Layout element entries:
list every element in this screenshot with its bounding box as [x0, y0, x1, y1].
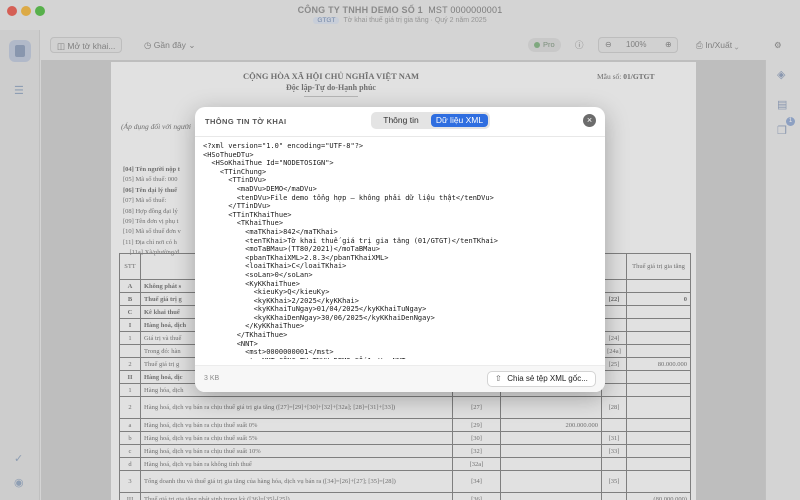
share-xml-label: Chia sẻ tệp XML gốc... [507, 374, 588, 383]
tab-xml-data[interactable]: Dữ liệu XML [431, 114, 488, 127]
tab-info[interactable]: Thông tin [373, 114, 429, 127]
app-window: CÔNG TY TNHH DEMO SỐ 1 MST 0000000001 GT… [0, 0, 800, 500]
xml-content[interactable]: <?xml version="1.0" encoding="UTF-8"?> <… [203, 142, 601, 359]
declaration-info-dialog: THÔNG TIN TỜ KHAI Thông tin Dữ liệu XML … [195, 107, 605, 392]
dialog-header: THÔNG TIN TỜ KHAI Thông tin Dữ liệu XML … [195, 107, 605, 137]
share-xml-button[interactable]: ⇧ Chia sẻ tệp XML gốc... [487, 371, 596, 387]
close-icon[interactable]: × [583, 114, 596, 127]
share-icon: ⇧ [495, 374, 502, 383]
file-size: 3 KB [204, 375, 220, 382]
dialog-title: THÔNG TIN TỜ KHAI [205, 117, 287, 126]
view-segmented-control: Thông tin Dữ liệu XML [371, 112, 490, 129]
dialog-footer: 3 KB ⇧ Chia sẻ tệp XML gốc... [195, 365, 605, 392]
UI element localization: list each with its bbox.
--
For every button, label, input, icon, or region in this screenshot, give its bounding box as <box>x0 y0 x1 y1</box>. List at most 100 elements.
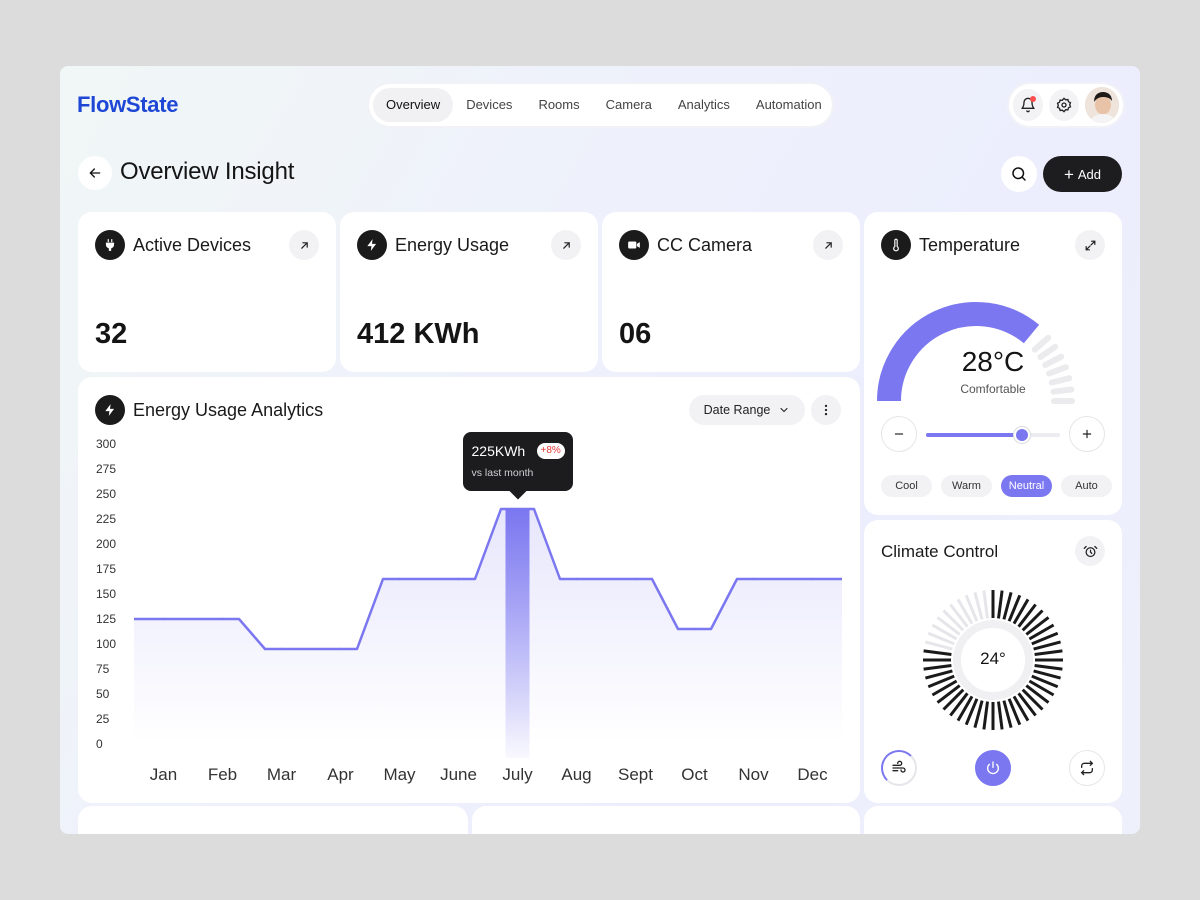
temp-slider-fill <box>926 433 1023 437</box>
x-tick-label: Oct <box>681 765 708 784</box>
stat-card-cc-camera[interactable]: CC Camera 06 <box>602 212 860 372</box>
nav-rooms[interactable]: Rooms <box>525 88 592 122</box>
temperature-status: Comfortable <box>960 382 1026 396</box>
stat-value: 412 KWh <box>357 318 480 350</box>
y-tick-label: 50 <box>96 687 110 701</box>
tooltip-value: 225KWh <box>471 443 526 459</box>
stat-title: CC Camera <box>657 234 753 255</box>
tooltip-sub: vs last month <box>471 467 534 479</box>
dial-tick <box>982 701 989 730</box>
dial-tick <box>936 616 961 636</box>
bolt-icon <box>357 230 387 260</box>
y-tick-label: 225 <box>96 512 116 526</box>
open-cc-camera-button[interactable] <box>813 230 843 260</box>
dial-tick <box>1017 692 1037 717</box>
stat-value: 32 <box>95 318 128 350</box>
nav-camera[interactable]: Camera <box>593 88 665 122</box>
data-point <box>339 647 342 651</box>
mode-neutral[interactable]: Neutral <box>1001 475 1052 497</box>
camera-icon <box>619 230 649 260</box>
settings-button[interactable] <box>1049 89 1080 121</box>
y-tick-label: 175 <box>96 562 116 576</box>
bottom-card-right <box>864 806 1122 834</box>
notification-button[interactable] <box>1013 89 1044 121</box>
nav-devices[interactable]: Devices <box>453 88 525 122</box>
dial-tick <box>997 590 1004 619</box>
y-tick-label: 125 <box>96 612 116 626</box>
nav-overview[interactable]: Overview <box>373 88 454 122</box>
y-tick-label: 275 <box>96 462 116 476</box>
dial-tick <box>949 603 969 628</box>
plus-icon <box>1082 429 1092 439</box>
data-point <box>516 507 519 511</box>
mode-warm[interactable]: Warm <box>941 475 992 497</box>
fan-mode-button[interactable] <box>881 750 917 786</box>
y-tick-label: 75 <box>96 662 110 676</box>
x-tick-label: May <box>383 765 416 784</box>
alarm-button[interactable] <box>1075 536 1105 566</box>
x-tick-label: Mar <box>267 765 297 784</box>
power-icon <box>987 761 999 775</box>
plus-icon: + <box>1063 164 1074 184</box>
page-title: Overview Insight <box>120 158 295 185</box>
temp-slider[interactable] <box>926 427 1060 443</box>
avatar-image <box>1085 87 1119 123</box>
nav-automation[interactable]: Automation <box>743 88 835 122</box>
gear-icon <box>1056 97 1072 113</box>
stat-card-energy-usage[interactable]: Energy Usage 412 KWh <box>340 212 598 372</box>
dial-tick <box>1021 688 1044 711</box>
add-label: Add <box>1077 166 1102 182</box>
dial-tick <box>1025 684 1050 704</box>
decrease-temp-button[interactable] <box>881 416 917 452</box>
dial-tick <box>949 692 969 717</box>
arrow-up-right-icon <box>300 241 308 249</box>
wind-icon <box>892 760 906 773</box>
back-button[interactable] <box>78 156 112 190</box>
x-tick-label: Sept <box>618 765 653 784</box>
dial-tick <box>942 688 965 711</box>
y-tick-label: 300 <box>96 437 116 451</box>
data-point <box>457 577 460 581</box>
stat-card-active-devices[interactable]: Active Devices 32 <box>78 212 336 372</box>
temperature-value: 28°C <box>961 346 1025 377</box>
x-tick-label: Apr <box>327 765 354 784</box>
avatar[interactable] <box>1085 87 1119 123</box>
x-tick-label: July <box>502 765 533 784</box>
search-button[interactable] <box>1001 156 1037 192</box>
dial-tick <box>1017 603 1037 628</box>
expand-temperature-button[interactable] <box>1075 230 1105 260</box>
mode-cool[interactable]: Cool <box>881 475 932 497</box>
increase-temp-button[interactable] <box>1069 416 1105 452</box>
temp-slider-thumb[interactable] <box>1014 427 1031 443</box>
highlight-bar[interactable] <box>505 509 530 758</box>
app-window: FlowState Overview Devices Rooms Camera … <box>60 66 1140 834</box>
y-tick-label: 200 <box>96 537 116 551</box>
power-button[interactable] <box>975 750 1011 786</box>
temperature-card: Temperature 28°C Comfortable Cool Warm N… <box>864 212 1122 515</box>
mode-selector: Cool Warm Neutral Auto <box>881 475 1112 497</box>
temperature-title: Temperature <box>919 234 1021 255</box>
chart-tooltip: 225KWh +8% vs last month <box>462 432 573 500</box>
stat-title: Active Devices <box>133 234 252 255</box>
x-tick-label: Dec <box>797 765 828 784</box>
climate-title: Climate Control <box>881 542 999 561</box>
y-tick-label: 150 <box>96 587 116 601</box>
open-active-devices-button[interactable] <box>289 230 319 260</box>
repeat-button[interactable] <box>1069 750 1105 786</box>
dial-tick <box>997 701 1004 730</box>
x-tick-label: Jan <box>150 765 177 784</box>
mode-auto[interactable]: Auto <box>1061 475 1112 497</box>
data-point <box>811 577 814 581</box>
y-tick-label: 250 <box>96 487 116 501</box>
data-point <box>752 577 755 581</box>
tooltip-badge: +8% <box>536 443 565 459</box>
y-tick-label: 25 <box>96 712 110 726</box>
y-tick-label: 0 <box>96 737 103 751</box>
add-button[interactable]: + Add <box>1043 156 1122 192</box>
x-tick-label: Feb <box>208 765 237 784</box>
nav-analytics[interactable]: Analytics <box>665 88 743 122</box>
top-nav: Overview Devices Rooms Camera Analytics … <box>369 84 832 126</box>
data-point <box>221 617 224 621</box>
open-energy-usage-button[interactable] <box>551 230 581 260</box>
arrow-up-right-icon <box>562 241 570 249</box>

- _WHAT TO DO_
Show each line above that contains the string "arrow".

- _ANSWER TO THE PROBLEM_
arrow-up-right-icon <box>300 241 308 249</box>
arrow-up-right-icon <box>562 241 570 249</box>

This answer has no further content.